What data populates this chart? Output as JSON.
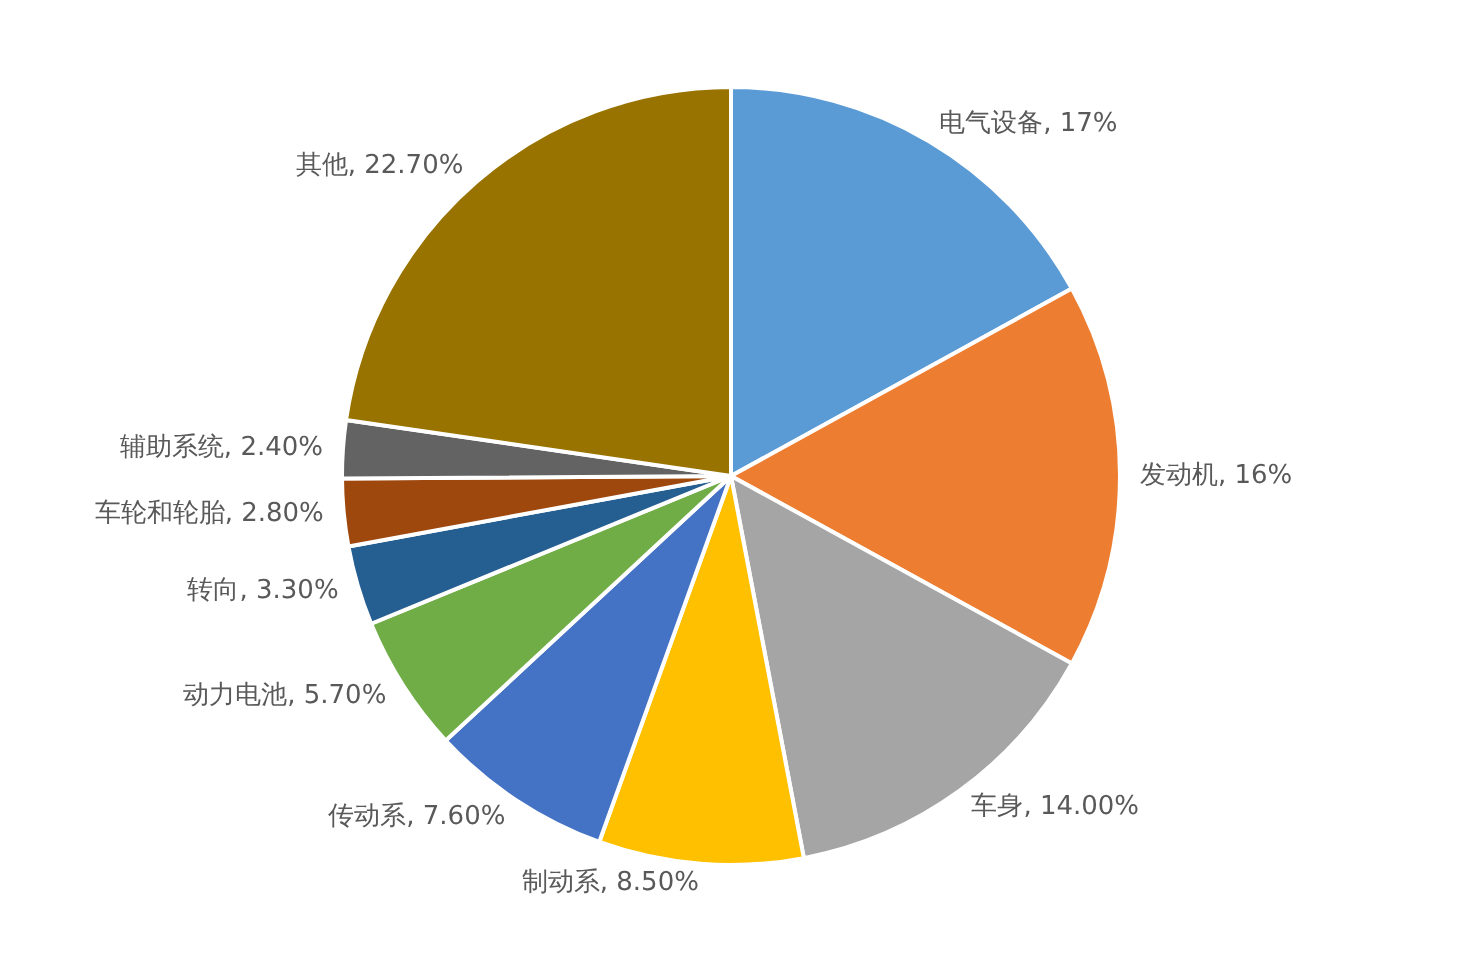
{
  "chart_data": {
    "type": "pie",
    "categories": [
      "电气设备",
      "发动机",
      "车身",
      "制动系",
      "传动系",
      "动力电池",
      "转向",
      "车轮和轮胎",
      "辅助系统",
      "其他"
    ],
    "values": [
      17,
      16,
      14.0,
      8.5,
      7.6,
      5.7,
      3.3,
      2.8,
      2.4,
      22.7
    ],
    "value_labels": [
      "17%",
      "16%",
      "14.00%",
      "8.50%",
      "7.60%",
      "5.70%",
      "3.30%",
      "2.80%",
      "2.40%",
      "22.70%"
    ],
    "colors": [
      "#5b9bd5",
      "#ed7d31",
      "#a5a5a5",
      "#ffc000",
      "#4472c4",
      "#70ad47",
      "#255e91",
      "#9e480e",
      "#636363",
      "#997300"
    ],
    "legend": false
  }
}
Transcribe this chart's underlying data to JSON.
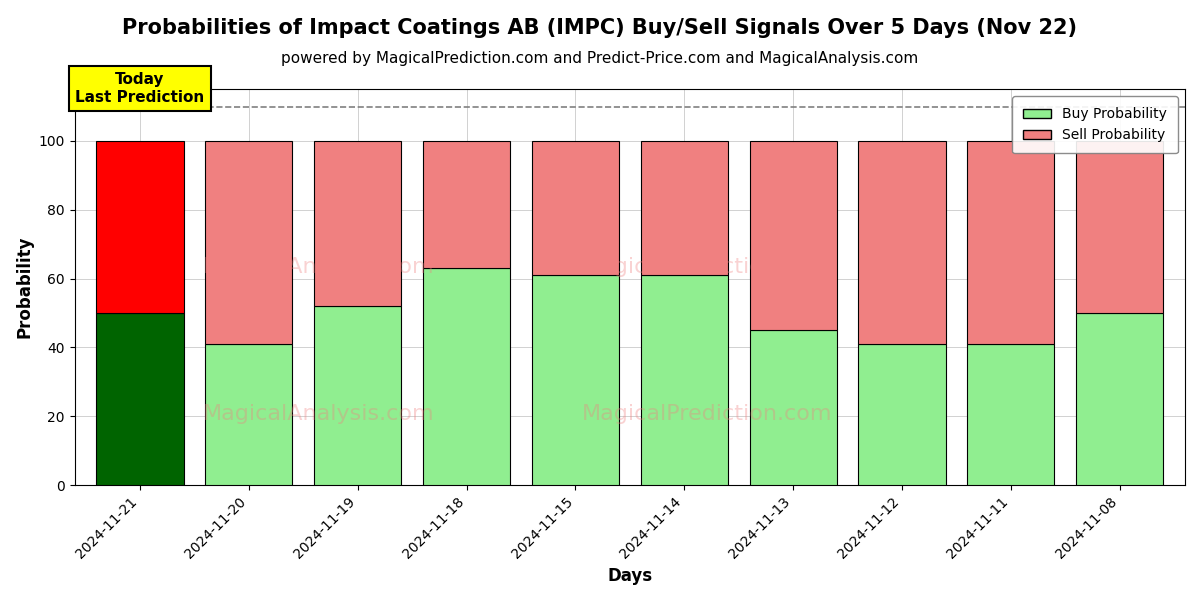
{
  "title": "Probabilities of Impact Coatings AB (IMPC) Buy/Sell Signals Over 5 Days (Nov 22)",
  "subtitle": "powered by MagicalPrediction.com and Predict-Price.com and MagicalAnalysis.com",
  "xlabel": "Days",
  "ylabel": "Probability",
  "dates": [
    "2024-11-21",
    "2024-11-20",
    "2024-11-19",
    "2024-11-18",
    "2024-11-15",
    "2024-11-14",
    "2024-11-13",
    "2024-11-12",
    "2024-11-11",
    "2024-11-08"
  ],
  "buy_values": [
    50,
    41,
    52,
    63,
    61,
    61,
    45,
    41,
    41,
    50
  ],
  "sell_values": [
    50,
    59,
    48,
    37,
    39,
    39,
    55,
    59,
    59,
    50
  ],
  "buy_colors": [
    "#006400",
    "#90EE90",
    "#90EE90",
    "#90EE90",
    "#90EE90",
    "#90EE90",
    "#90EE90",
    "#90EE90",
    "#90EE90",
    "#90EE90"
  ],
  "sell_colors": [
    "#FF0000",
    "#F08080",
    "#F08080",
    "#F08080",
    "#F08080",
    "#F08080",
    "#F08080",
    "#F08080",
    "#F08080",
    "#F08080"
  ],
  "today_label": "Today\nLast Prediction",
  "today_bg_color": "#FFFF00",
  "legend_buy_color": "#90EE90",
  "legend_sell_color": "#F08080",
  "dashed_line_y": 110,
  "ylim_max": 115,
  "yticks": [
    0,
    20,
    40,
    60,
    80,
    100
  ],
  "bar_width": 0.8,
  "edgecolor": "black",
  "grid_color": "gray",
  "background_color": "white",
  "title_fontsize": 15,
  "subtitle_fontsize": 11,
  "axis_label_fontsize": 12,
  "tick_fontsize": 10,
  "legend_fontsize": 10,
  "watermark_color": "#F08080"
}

What is expected
Without the pictures, extract every entry verbatim.

Solution to this problem
What data populates this chart? Output as JSON.
{
  "chart_data": {
    "type": "pie",
    "categories": [
      "电气设备",
      "发动机",
      "车身",
      "制动系",
      "传动系",
      "动力电池",
      "转向",
      "车轮和轮胎",
      "辅助系统",
      "其他"
    ],
    "values": [
      17,
      16,
      14.0,
      8.5,
      7.6,
      5.7,
      3.3,
      2.8,
      2.4,
      22.7
    ],
    "value_labels": [
      "17%",
      "16%",
      "14.00%",
      "8.50%",
      "7.60%",
      "5.70%",
      "3.30%",
      "2.80%",
      "2.40%",
      "22.70%"
    ],
    "colors": [
      "#5b9bd5",
      "#ed7d31",
      "#a5a5a5",
      "#ffc000",
      "#4472c4",
      "#70ad47",
      "#255e91",
      "#9e480e",
      "#636363",
      "#997300"
    ],
    "legend": false
  }
}
Transcribe this chart's underlying data to JSON.
{
  "title": "Probabilities of Impact Coatings AB (IMPC) Buy/Sell Signals Over 5 Days (Nov 22)",
  "subtitle": "powered by MagicalPrediction.com and Predict-Price.com and MagicalAnalysis.com",
  "xlabel": "Days",
  "ylabel": "Probability",
  "dates": [
    "2024-11-21",
    "2024-11-20",
    "2024-11-19",
    "2024-11-18",
    "2024-11-15",
    "2024-11-14",
    "2024-11-13",
    "2024-11-12",
    "2024-11-11",
    "2024-11-08"
  ],
  "buy_values": [
    50,
    41,
    52,
    63,
    61,
    61,
    45,
    41,
    41,
    50
  ],
  "sell_values": [
    50,
    59,
    48,
    37,
    39,
    39,
    55,
    59,
    59,
    50
  ],
  "buy_colors": [
    "#006400",
    "#90EE90",
    "#90EE90",
    "#90EE90",
    "#90EE90",
    "#90EE90",
    "#90EE90",
    "#90EE90",
    "#90EE90",
    "#90EE90"
  ],
  "sell_colors": [
    "#FF0000",
    "#F08080",
    "#F08080",
    "#F08080",
    "#F08080",
    "#F08080",
    "#F08080",
    "#F08080",
    "#F08080",
    "#F08080"
  ],
  "today_label": "Today\nLast Prediction",
  "today_bg_color": "#FFFF00",
  "legend_buy_color": "#90EE90",
  "legend_sell_color": "#F08080",
  "dashed_line_y": 110,
  "ylim_max": 115,
  "yticks": [
    0,
    20,
    40,
    60,
    80,
    100
  ],
  "bar_width": 0.8,
  "edgecolor": "black",
  "grid_color": "gray",
  "background_color": "white",
  "title_fontsize": 15,
  "subtitle_fontsize": 11,
  "axis_label_fontsize": 12,
  "tick_fontsize": 10,
  "legend_fontsize": 10,
  "watermark_color": "#F08080"
}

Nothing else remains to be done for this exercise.